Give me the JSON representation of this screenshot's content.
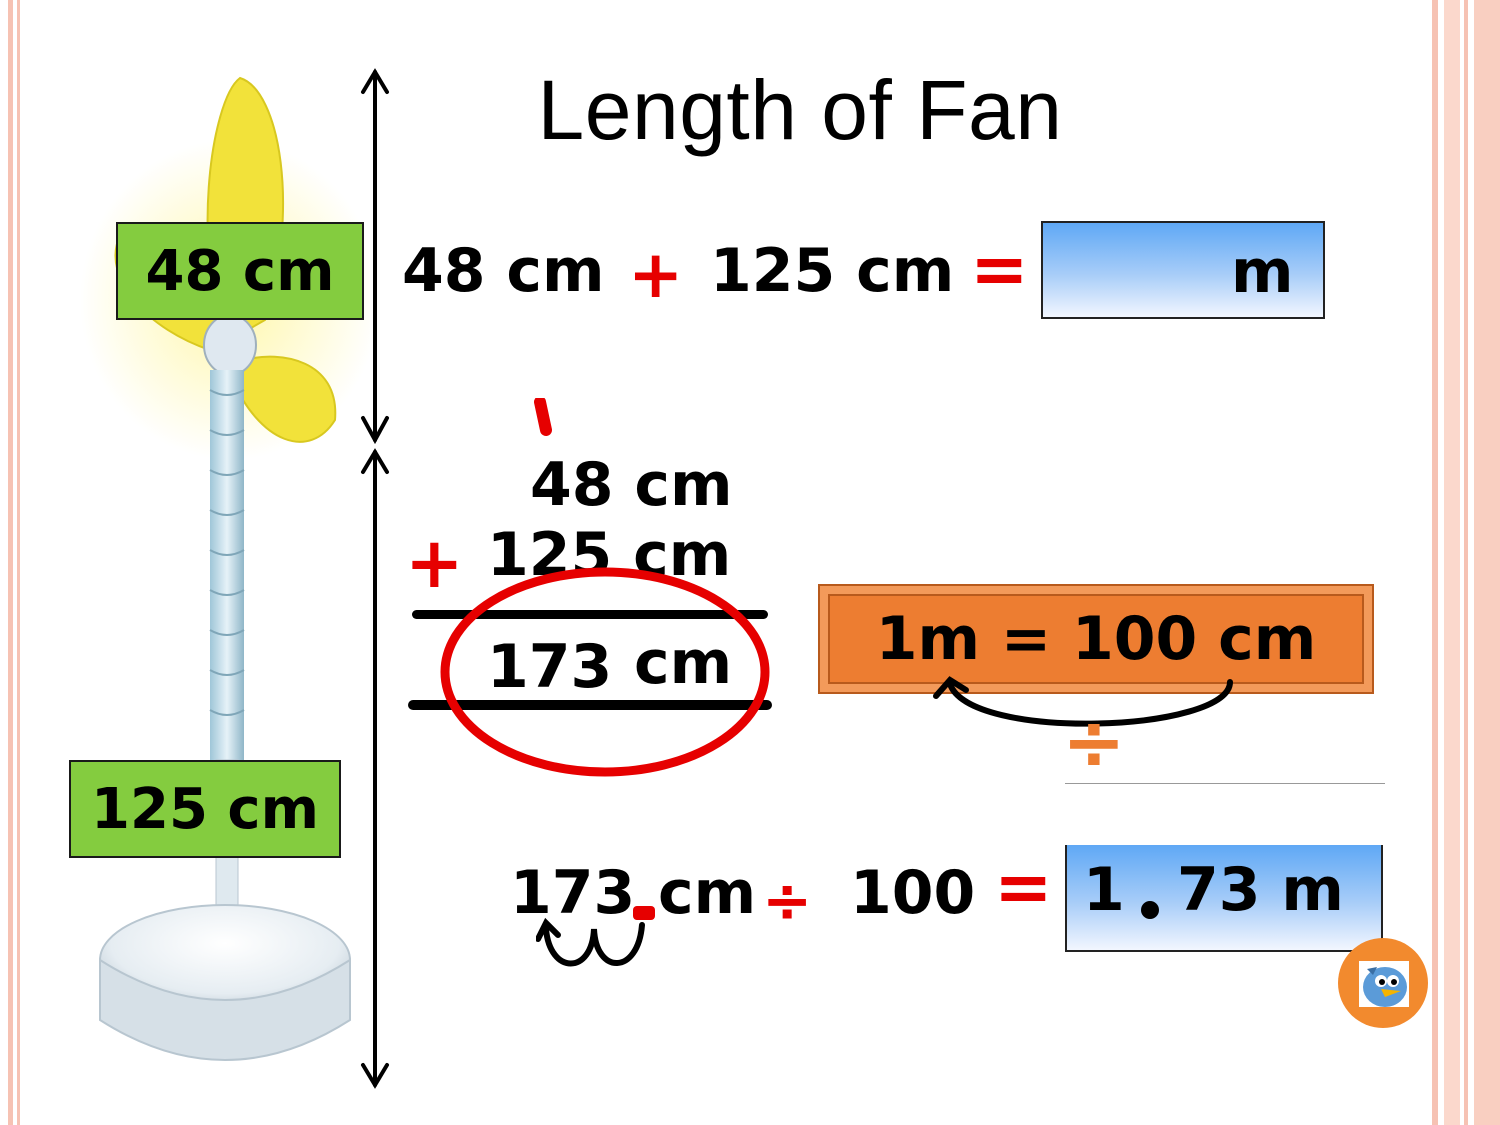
{
  "title": "Length of Fan",
  "labels": {
    "top_part": "48 cm",
    "bottom_part": "125 cm"
  },
  "equation": {
    "term1": "48 cm",
    "plus": "+",
    "term2": "125 cm",
    "equals": "=",
    "answer_unit": "m"
  },
  "column_addition": {
    "addend1": "48 cm",
    "plus": "+",
    "addend2": "125 cm",
    "sum_number": "173",
    "sum_unit": "cm"
  },
  "conversion": {
    "fact": "1m = 100 cm",
    "operator": "÷"
  },
  "division": {
    "number": "173",
    "unit": "cm",
    "divide": "÷",
    "divisor": "100",
    "equals": "=",
    "result_int": "1",
    "result_frac": "73 m"
  },
  "colors": {
    "label_green": "#84cc3f",
    "accent_red": "#e60000",
    "orange": "#ed7d31",
    "stripe_pink": "#f4b8a8"
  },
  "icons": {
    "fan": "fan-illustration",
    "bird": "blue-bird-icon"
  }
}
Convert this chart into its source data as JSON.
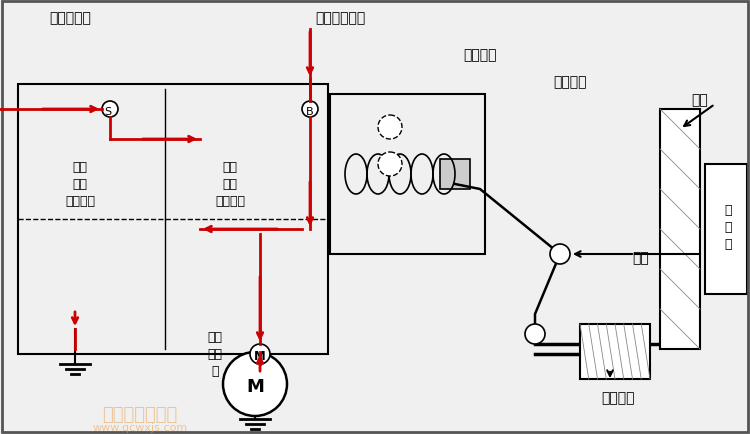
{
  "bg_color": "#f0f0f0",
  "border_color": "#000000",
  "red_color": "#cc0000",
  "gray_color": "#888888",
  "dark_color": "#222222",
  "labels": {
    "top_left": "接起动开关",
    "top_mid": "接蓄电池正极",
    "em_switch": "电磁开关",
    "return_spring": "复位弹簧",
    "hold_coil": "保持\n线圈\n（并联）",
    "attract_coil": "吸引\n线圈\n（串联）",
    "dc_motor": "直流\n电动\n机",
    "flywheel": "飞轮",
    "engine": "发\n动\n机",
    "fork": "拨叉",
    "drive_gear": "驱动齿轮",
    "watermark1": "汽车维修技术网",
    "watermark2": "www.qcwxjs.com"
  },
  "S_label": "S",
  "B_label": "B",
  "M_label": "M"
}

—————

- Your objective -
Where a line above holds the string "JSON", show that line.

- Full response -
Give me the JSON representation of this screenshot's content.
Convert this chart into its source data as JSON.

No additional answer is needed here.